**Task objective:** Go through the entries below and pick out every line with "value".

**Given data:**
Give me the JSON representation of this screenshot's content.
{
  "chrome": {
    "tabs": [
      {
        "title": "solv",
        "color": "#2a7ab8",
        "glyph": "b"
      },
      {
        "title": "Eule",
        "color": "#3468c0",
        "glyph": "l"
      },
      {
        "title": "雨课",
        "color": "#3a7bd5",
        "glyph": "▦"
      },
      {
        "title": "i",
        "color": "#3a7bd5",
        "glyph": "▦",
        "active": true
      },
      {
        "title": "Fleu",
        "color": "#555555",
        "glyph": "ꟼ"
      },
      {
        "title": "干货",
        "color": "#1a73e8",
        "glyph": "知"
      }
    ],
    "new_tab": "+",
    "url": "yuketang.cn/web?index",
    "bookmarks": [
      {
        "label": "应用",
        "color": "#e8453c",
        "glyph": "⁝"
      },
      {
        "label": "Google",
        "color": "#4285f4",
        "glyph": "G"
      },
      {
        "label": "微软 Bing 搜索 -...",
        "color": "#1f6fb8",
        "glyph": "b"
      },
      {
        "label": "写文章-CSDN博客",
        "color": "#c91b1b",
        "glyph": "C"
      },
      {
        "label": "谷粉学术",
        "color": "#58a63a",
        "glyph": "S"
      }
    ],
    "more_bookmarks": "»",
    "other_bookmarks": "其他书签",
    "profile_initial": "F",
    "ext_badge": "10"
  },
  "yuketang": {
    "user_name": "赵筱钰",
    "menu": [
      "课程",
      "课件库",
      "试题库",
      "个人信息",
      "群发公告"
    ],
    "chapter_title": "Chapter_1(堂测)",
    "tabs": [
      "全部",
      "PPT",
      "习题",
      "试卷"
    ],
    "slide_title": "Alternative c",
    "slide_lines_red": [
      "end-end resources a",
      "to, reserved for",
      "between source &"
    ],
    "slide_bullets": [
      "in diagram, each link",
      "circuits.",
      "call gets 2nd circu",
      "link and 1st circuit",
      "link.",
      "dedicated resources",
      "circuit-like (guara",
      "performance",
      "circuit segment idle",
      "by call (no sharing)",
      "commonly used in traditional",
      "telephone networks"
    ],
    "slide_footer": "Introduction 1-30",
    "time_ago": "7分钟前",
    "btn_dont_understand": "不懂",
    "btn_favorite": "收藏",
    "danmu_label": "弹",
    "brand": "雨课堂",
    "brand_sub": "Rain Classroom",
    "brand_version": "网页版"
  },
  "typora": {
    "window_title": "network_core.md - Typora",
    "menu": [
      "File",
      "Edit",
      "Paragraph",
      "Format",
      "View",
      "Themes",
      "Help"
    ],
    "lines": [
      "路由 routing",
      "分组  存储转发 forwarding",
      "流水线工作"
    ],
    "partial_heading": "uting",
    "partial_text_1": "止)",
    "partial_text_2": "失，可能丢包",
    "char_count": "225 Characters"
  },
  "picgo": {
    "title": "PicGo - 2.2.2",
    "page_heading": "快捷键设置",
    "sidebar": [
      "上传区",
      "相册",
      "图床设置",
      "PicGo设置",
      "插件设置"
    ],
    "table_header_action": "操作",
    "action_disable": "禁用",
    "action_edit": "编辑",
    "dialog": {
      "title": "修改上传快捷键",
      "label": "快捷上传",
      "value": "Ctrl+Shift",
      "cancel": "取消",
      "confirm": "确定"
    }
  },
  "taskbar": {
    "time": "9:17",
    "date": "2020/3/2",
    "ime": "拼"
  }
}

==

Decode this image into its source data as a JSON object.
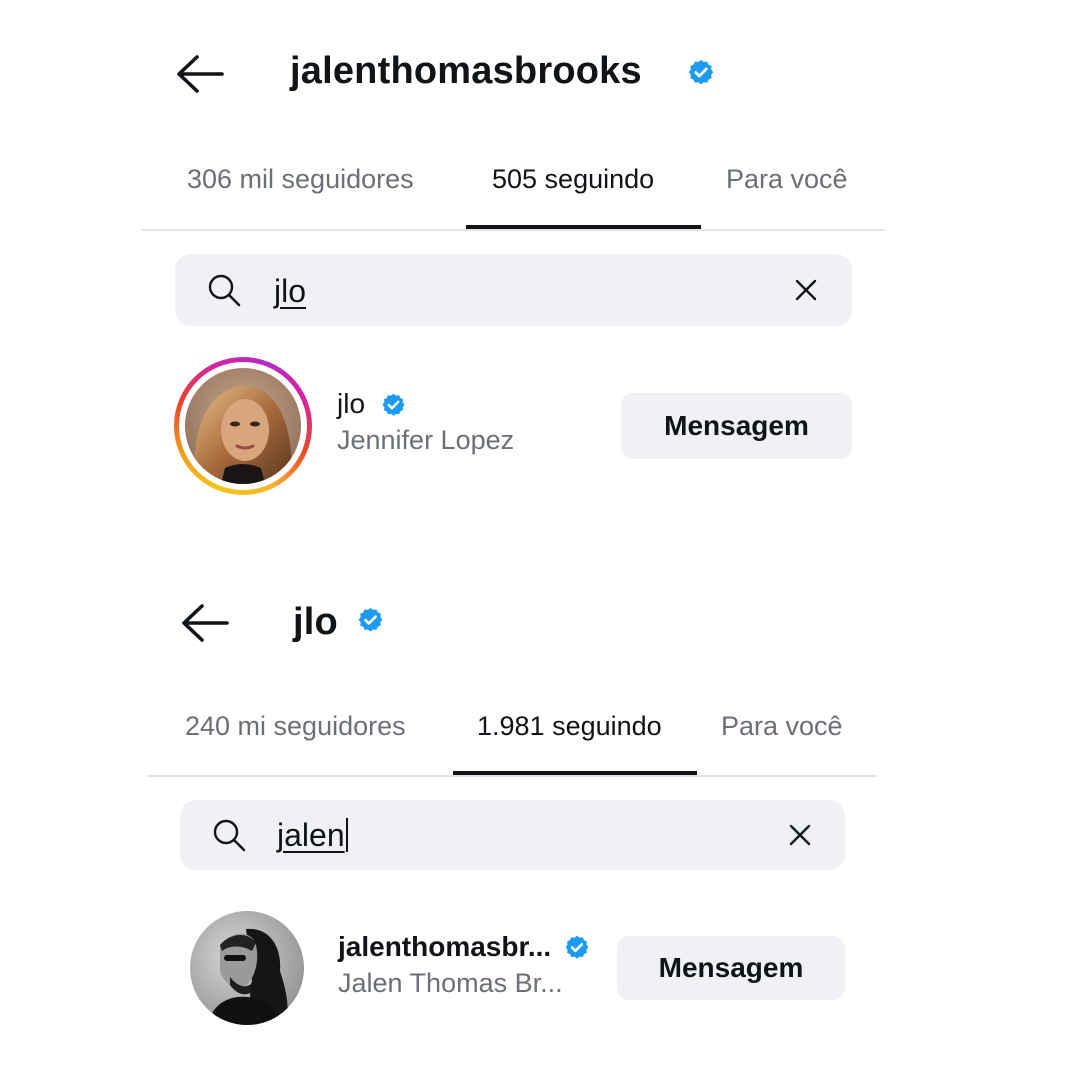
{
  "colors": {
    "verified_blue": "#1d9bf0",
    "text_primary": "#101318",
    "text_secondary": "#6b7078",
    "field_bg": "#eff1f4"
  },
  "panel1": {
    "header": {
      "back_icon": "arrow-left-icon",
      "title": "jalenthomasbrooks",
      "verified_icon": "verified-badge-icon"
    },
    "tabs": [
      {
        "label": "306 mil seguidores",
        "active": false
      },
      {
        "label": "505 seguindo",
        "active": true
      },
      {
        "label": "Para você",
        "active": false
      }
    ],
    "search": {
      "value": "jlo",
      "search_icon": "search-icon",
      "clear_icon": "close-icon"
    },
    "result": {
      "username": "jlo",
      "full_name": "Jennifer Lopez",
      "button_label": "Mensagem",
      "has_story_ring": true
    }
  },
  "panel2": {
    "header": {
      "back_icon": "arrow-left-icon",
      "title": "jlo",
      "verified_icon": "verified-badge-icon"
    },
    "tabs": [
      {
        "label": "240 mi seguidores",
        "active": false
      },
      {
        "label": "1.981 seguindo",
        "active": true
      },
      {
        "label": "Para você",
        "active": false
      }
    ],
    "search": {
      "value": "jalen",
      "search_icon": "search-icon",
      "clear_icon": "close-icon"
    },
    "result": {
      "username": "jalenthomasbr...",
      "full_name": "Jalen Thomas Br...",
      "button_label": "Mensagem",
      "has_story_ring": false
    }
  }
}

**Solution below:**
      "value": "Ctrl+Shift",
      "value": "jlo",
      "value": "jalen",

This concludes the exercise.